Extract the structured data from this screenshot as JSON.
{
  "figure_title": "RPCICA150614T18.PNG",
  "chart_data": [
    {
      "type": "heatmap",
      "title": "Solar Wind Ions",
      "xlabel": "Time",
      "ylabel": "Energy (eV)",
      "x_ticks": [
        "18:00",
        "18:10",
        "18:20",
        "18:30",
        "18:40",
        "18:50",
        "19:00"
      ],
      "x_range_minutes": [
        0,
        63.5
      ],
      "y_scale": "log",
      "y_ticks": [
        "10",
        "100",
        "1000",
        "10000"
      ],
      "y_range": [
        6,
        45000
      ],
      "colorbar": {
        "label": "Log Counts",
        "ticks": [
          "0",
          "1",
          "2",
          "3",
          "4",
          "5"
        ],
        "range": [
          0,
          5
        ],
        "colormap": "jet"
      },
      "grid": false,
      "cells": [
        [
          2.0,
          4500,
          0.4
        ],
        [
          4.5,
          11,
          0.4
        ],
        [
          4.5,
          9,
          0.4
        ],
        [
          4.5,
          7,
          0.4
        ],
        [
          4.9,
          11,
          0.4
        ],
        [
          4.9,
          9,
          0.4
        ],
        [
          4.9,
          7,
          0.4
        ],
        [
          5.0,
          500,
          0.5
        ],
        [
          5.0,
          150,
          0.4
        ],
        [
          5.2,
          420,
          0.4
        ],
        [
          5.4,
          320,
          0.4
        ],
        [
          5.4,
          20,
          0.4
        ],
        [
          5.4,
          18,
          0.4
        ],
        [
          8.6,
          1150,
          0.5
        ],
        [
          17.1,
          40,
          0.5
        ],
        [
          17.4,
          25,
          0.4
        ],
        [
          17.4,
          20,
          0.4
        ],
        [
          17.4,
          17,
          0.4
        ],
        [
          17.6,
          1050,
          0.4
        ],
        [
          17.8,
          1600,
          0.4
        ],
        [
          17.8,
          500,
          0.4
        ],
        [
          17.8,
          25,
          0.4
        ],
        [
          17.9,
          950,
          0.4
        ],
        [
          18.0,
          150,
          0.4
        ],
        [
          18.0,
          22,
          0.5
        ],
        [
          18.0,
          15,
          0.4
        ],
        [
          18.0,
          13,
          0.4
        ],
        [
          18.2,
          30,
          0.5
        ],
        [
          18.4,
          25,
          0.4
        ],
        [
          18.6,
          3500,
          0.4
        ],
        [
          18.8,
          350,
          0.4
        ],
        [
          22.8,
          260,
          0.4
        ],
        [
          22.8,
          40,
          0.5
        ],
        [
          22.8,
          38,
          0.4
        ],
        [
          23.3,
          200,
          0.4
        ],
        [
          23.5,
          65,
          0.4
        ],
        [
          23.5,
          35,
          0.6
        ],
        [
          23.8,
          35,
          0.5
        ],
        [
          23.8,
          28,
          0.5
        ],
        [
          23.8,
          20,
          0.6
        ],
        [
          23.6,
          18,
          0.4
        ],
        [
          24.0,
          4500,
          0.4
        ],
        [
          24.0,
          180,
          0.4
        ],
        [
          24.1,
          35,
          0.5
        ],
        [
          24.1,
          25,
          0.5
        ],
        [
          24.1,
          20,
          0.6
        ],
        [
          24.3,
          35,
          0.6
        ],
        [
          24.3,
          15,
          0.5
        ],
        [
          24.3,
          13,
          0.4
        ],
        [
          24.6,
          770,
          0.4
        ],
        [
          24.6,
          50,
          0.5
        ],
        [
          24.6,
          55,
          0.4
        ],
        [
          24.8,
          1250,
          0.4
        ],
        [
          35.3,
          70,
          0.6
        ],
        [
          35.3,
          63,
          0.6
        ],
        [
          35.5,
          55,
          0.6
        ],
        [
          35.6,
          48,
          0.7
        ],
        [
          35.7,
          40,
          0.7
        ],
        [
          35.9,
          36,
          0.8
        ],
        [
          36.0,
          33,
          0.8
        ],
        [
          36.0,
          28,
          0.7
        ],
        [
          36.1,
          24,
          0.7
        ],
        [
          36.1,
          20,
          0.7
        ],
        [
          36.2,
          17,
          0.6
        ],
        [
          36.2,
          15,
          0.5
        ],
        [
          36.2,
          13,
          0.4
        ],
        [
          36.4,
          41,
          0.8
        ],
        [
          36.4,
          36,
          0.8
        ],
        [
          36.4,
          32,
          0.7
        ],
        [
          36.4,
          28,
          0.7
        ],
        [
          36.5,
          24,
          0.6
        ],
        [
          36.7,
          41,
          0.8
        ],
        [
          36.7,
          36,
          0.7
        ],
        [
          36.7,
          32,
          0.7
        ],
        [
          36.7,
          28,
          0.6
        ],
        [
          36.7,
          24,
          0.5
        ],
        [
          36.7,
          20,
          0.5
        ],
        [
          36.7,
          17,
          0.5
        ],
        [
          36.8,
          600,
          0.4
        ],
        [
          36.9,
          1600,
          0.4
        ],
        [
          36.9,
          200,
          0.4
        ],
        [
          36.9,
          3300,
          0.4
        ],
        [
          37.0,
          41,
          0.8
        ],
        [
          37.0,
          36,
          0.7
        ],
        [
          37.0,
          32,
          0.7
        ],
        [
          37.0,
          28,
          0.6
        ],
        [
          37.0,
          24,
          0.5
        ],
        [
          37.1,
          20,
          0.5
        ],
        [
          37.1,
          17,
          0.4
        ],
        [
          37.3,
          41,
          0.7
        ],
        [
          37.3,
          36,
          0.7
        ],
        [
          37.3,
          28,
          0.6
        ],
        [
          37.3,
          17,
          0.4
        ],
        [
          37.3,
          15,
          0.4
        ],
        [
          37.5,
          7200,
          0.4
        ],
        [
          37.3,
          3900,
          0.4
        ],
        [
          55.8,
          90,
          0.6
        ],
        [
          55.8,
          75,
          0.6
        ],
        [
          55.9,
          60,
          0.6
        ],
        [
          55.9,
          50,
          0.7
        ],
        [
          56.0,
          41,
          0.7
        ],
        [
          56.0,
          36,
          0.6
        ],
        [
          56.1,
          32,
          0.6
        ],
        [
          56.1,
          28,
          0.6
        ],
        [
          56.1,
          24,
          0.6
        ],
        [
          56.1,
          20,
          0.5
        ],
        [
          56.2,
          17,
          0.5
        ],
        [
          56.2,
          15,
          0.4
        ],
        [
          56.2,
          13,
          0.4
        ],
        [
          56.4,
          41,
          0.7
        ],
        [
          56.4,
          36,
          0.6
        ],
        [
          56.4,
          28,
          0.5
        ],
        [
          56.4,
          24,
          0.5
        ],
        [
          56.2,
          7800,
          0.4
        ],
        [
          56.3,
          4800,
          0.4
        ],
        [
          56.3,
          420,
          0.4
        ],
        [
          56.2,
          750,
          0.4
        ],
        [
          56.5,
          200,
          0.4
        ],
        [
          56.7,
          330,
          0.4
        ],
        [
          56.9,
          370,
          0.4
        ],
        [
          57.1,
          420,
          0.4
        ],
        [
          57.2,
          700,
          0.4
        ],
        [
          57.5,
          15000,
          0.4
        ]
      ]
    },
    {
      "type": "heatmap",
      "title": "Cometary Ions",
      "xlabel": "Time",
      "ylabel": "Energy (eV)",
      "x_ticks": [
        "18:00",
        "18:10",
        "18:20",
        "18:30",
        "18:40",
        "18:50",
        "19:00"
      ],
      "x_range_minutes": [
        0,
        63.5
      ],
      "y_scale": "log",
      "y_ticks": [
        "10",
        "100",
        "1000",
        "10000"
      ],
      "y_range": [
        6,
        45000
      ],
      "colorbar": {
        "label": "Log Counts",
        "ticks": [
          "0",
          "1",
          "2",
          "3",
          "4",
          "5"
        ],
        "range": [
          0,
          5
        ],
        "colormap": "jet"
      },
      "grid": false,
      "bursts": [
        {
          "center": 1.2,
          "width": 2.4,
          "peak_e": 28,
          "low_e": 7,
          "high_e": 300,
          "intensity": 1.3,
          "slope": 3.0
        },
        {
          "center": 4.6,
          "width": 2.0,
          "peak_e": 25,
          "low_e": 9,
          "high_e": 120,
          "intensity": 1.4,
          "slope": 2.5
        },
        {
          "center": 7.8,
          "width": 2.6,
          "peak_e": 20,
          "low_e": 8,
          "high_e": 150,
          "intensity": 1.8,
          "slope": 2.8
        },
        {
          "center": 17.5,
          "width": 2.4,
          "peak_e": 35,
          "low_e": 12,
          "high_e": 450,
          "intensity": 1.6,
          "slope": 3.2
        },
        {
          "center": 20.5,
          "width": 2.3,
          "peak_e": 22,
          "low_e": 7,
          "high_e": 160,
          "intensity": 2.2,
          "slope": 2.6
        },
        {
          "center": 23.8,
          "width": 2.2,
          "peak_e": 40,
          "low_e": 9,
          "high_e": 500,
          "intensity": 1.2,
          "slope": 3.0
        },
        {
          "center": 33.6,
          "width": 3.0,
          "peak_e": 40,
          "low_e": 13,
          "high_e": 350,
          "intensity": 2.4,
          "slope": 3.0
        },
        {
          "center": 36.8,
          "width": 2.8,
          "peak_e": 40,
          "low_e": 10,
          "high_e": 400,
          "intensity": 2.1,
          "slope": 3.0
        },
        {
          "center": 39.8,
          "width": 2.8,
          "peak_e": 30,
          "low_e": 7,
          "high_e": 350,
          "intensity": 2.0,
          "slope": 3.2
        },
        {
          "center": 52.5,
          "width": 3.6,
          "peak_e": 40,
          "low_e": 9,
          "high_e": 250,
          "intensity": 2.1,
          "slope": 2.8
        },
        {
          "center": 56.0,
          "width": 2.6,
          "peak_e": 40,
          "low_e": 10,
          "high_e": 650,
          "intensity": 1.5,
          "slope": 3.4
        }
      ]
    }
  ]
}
================================
**AIM**
Where a line in the entries holds "width", copy that line.

**SOLUTION TO THIS TASK**
          "width": 2.4,
          "width": 2.0,
          "width": 2.6,
          "width": 2.4,
          "width": 2.3,
          "width": 2.2,
          "width": 3.0,
          "width": 2.8,
          "width": 2.8,
          "width": 3.6,
          "width": 2.6,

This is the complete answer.